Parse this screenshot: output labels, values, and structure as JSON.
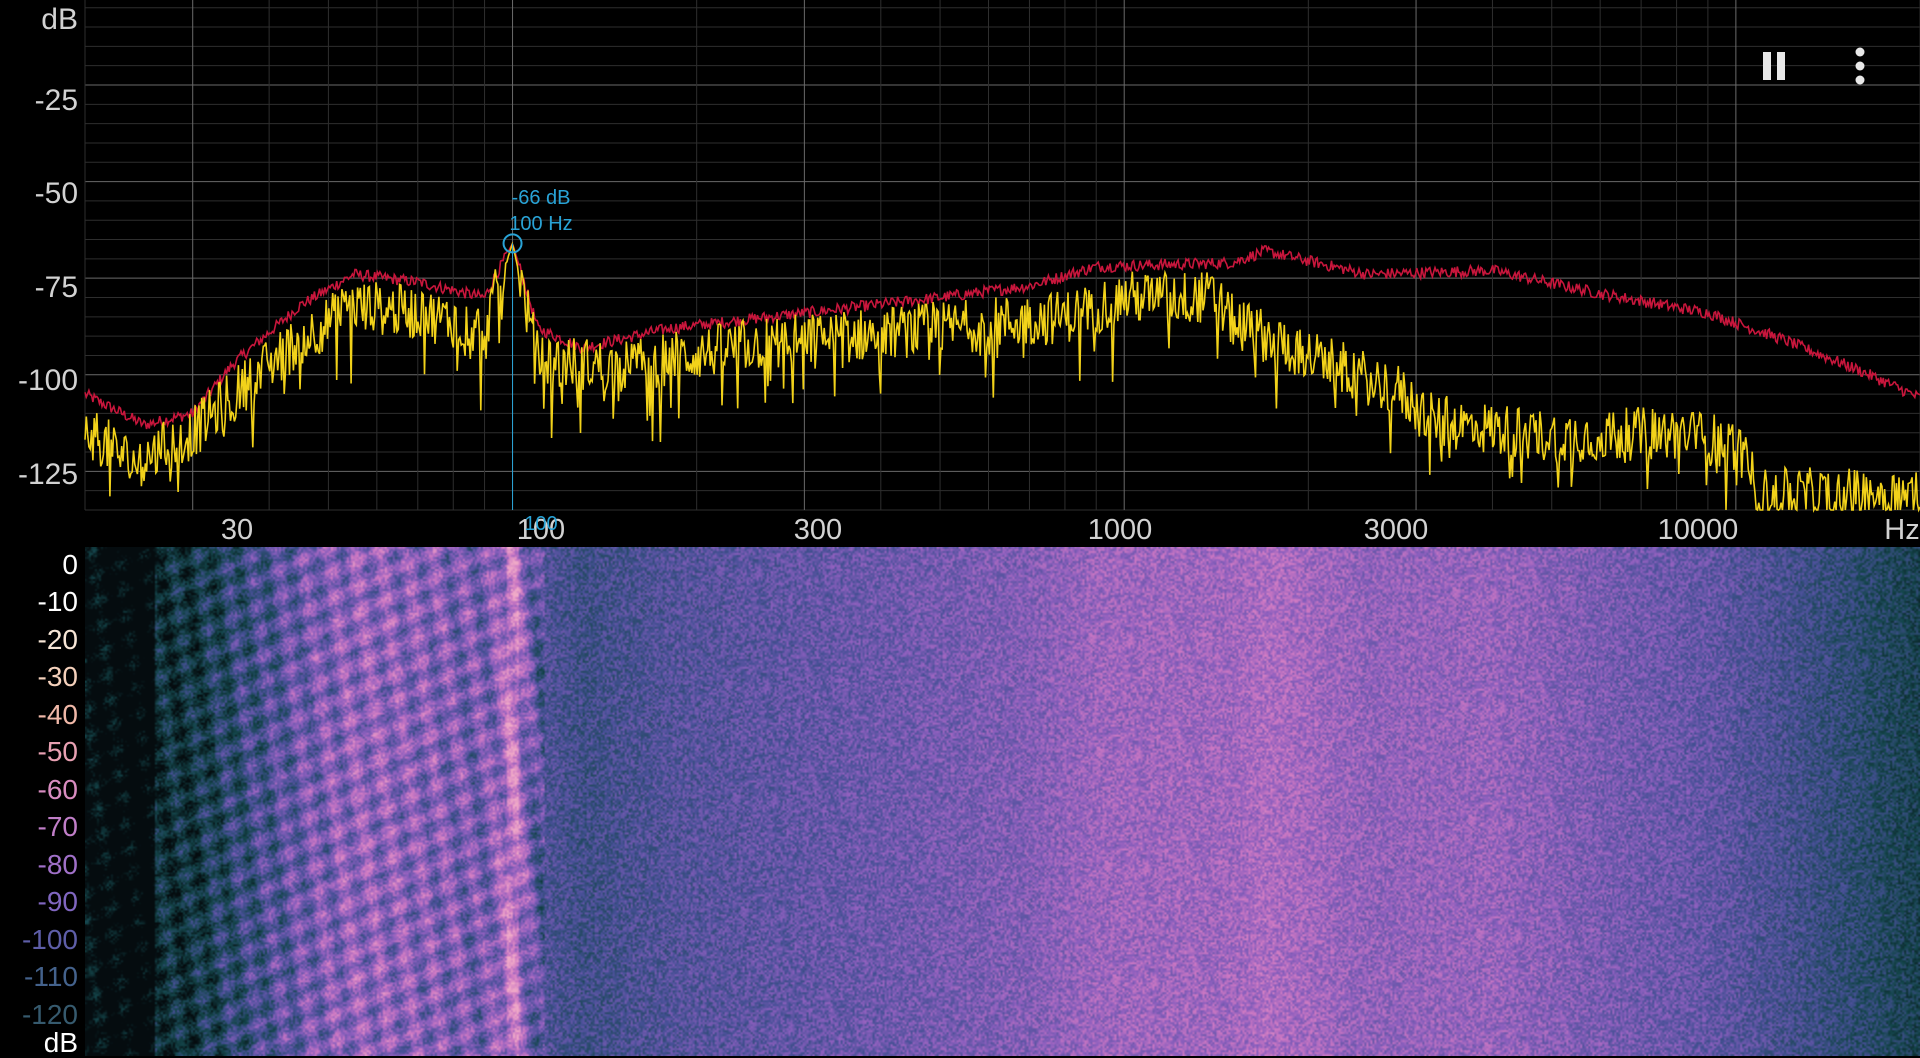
{
  "toolbar": {
    "pause_icon": "pause-icon",
    "menu_icon": "more-vert-icon"
  },
  "spectrum": {
    "y_unit": "dB",
    "x_unit": "Hz",
    "y_ticks": [
      "-25",
      "-50",
      "-75",
      "-100",
      "-125"
    ],
    "x_ticks": [
      "30",
      "100",
      "300",
      "1000",
      "3000",
      "10000"
    ],
    "marker": {
      "db_text": "-66 dB",
      "hz_text": "100 Hz",
      "axis_text": "100"
    }
  },
  "spectrogram": {
    "db_unit": "dB",
    "db_ticks": [
      "0",
      "-10",
      "-20",
      "-30",
      "-40",
      "-50",
      "-60",
      "-70",
      "-80",
      "-90",
      "-100",
      "-110",
      "-120"
    ]
  },
  "colors": {
    "peak_hold": "#c8163c",
    "live": "#f2d21a",
    "marker": "#29a3d6",
    "grid_major": "#6a6a6a",
    "grid_minor": "#2e2e2e"
  }
}
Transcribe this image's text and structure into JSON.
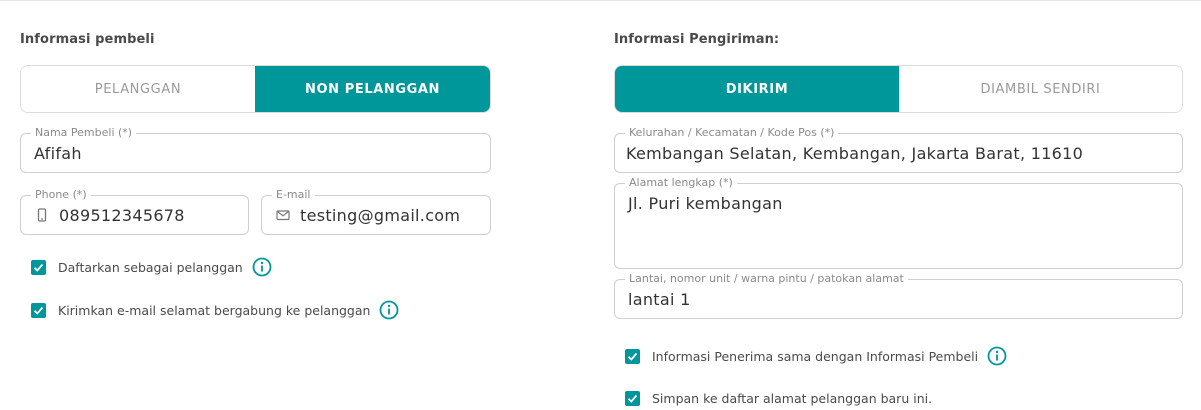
{
  "buyer": {
    "heading": "Informasi pembeli",
    "tabs": [
      "PELANGGAN",
      "NON PELANGGAN"
    ],
    "active_tab": "NON PELANGGAN",
    "name": {
      "label": "Nama Pembeli (*)",
      "value": "Afifah"
    },
    "phone": {
      "label": "Phone (*)",
      "value": "089512345678",
      "icon": "phone-icon"
    },
    "email": {
      "label": "E-mail",
      "value": "testing@gmail.com",
      "icon": "mail-icon"
    },
    "checks": [
      {
        "label": "Daftarkan sebagai pelanggan",
        "checked": true
      },
      {
        "label": "Kirimkan e-mail selamat bergabung ke pelanggan",
        "checked": true
      }
    ]
  },
  "shipping": {
    "heading": "Informasi Pengiriman:",
    "tabs": [
      "DIKIRIM",
      "DIAMBIL SENDIRI"
    ],
    "active_tab": "DIKIRIM",
    "area": {
      "label": "Kelurahan / Kecamatan / Kode Pos (*)",
      "value": "Kembangan Selatan, Kembangan, Jakarta Barat, 11610"
    },
    "address": {
      "label": "Alamat lengkap (*)",
      "value": "Jl. Puri kembangan"
    },
    "detail": {
      "label": "Lantai, nomor unit / warna pintu / patokan alamat",
      "value": "lantai 1"
    },
    "checks": [
      {
        "label": "Informasi Penerima sama dengan Informasi Pembeli",
        "checked": true
      },
      {
        "label": "Simpan ke daftar alamat pelanggan baru ini.",
        "checked": true
      }
    ]
  },
  "colors": {
    "accent": "#00979a",
    "border": "#cfcfcf",
    "muted": "#9a9a9a"
  }
}
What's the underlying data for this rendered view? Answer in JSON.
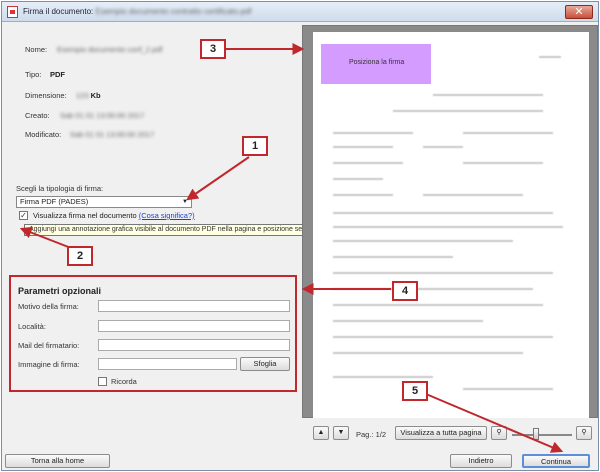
{
  "window": {
    "title_visible": "Firma il documento:",
    "title_blurred": "Esempio documento contratto certificato.pdf",
    "close_glyph": "✕"
  },
  "info": {
    "labels": {
      "name": "Nome:",
      "type": "Tipo:",
      "size": "Dimensione:",
      "created": "Creato:",
      "modified": "Modificato:"
    },
    "type_value": "PDF",
    "name_blurred": "Esempio documento conf_2.pdf",
    "size_blurred": "123",
    "size_unit": "Kb",
    "created_blurred": "Sab 01 01 13:00:00 2017",
    "modified_blurred": "Sab 01 01 13:00:00 2017"
  },
  "signature_type": {
    "label": "Scegli la tipologia di firma:",
    "selected": "Firma PDF (PADES)"
  },
  "visible_signature": {
    "checked": true,
    "label": "Visualizza firma nel documento",
    "link": "(Cosa significa?)",
    "tooltip": "Aggiungi una annotazione grafica visibile al documento PDF nella pagina e posizione selezionata."
  },
  "optional_params": {
    "title": "Parametri opzionali",
    "reason_label": "Motivo della firma:",
    "location_label": "Località:",
    "email_label": "Mail del firmatario:",
    "image_label": "Immagine di firma:",
    "browse_button": "Sfoglia",
    "remember_label": "Ricorda",
    "remember_checked": false
  },
  "preview": {
    "signature_box_label": "Posiziona la firma",
    "page_label": "Pag.: 1/2",
    "full_page_button": "Visualizza a tutta pagina"
  },
  "footer": {
    "home_button": "Torna alla home",
    "back_button": "Indietro",
    "continue_button": "Continua"
  },
  "callouts": [
    "1",
    "2",
    "3",
    "4",
    "5"
  ],
  "colors": {
    "callout_red": "#c0282d",
    "signature_box": "#d59cff",
    "link_blue": "#1a3fd1"
  }
}
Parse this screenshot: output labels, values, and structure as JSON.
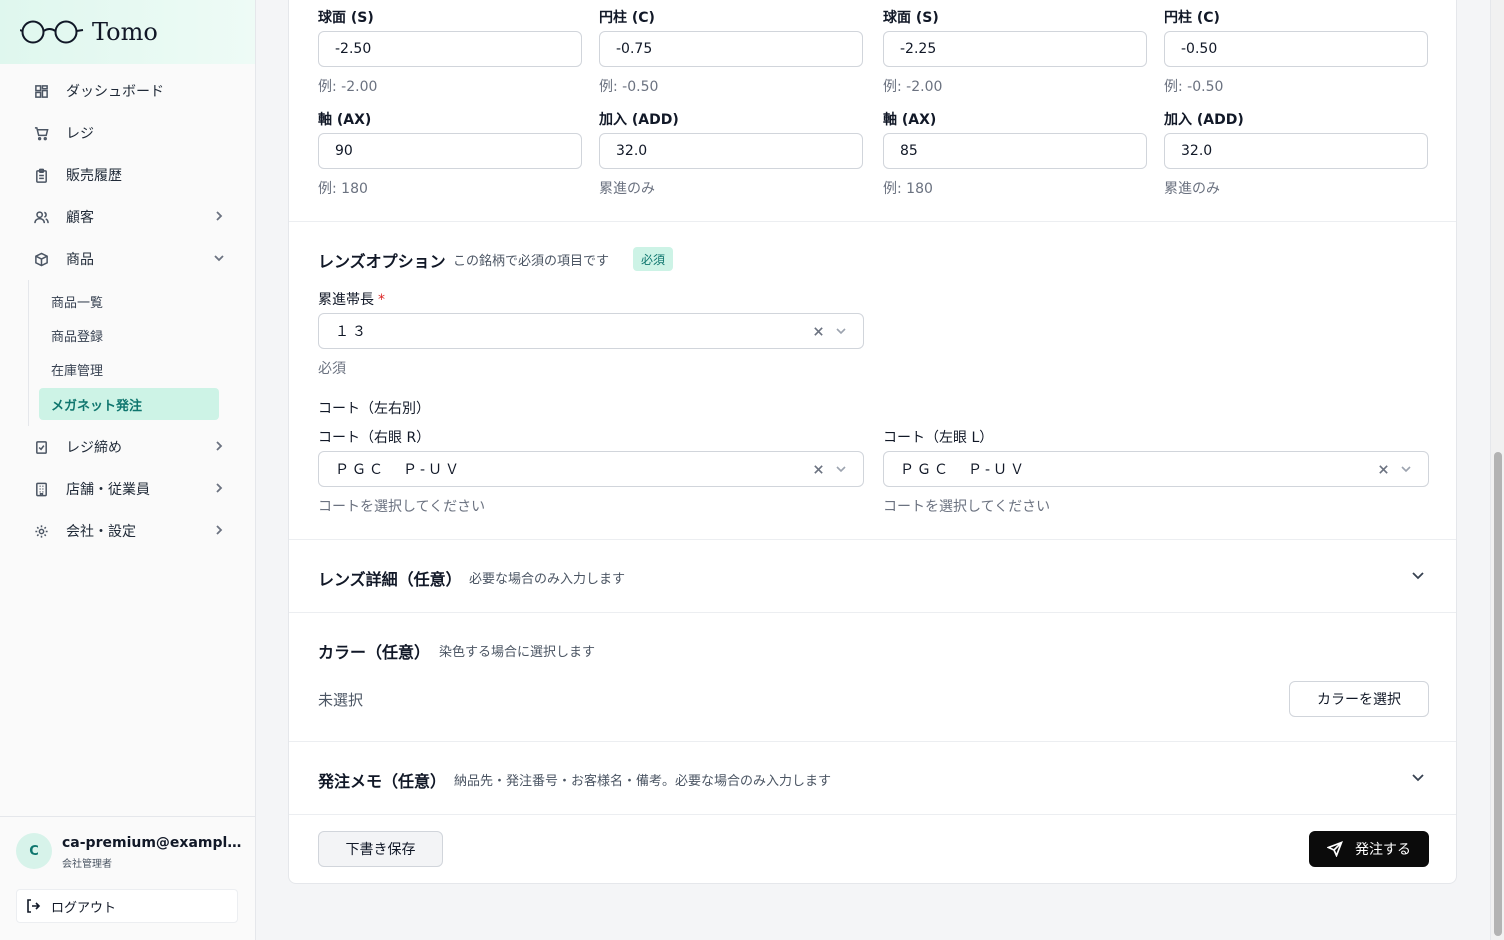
{
  "app": {
    "name": "Tomo"
  },
  "sidebar": {
    "items": [
      {
        "label": "ダッシュボード",
        "icon": "dashboard-icon"
      },
      {
        "label": "レジ",
        "icon": "cart-icon"
      },
      {
        "label": "販売履歴",
        "icon": "clipboard-icon"
      },
      {
        "label": "顧客",
        "icon": "users-icon"
      },
      {
        "label": "商品",
        "icon": "package-icon"
      },
      {
        "label": "レジ締め",
        "icon": "checklist-icon"
      },
      {
        "label": "店舗・従業員",
        "icon": "building-icon"
      },
      {
        "label": "会社・設定",
        "icon": "gear-icon"
      }
    ],
    "subitems": [
      "商品一覧",
      "商品登録",
      "在庫管理",
      "メガネット発注"
    ]
  },
  "user": {
    "initial": "C",
    "email": "ca-premium@example.com",
    "role": "会社管理者",
    "logout_label": "ログアウト"
  },
  "prescription": {
    "right": {
      "sph_label": "球面 (S)",
      "sph_value": "-2.50",
      "sph_hint": "例: -2.00",
      "cyl_label": "円柱 (C)",
      "cyl_value": "-0.75",
      "cyl_hint": "例: -0.50",
      "ax_label": "軸 (AX)",
      "ax_value": "90",
      "ax_hint": "例: 180",
      "add_label": "加入 (ADD)",
      "add_value": "32.0",
      "add_hint": "累進のみ"
    },
    "left": {
      "sph_label": "球面 (S)",
      "sph_value": "-2.25",
      "sph_hint": "例: -2.00",
      "cyl_label": "円柱 (C)",
      "cyl_value": "-0.50",
      "cyl_hint": "例: -0.50",
      "ax_label": "軸 (AX)",
      "ax_value": "85",
      "ax_hint": "例: 180",
      "add_label": "加入 (ADD)",
      "add_value": "32.0",
      "add_hint": "累進のみ"
    }
  },
  "lens_options": {
    "title": "レンズオプション",
    "subtitle": "この銘柄で必須の項目です",
    "badge": "必須",
    "corridor_label": "累進帯長",
    "corridor_required_mark": "*",
    "corridor_value": "１３",
    "corridor_hint": "必須",
    "coat_group_label": "コート（左右別）",
    "coat_right_label": "コート（右眼 R）",
    "coat_right_value": "ＰＧＣ　Ｐ-ＵＶ",
    "coat_right_hint": "コートを選択してください",
    "coat_left_label": "コート（左眼 L）",
    "coat_left_value": "ＰＧＣ　Ｐ-ＵＶ",
    "coat_left_hint": "コートを選択してください"
  },
  "lens_details": {
    "title": "レンズ詳細（任意）",
    "subtitle": "必要な場合のみ入力します"
  },
  "color": {
    "title": "カラー（任意）",
    "subtitle": "染色する場合に選択します",
    "value": "未選択",
    "button": "カラーを選択"
  },
  "memo": {
    "title": "発注メモ（任意）",
    "subtitle": "納品先・発注番号・お客様名・備考。必要な場合のみ入力します"
  },
  "actions": {
    "draft": "下書き保存",
    "submit": "発注する"
  }
}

**Exercise directions:**
Every line that holds the word "Informasi" should be extracted.

**Exercise answer:**
    "heading": "Informasi pembeli",
    "heading": "Informasi Pengiriman:",
        "label": "Informasi Penerima sama dengan Informasi Pembeli",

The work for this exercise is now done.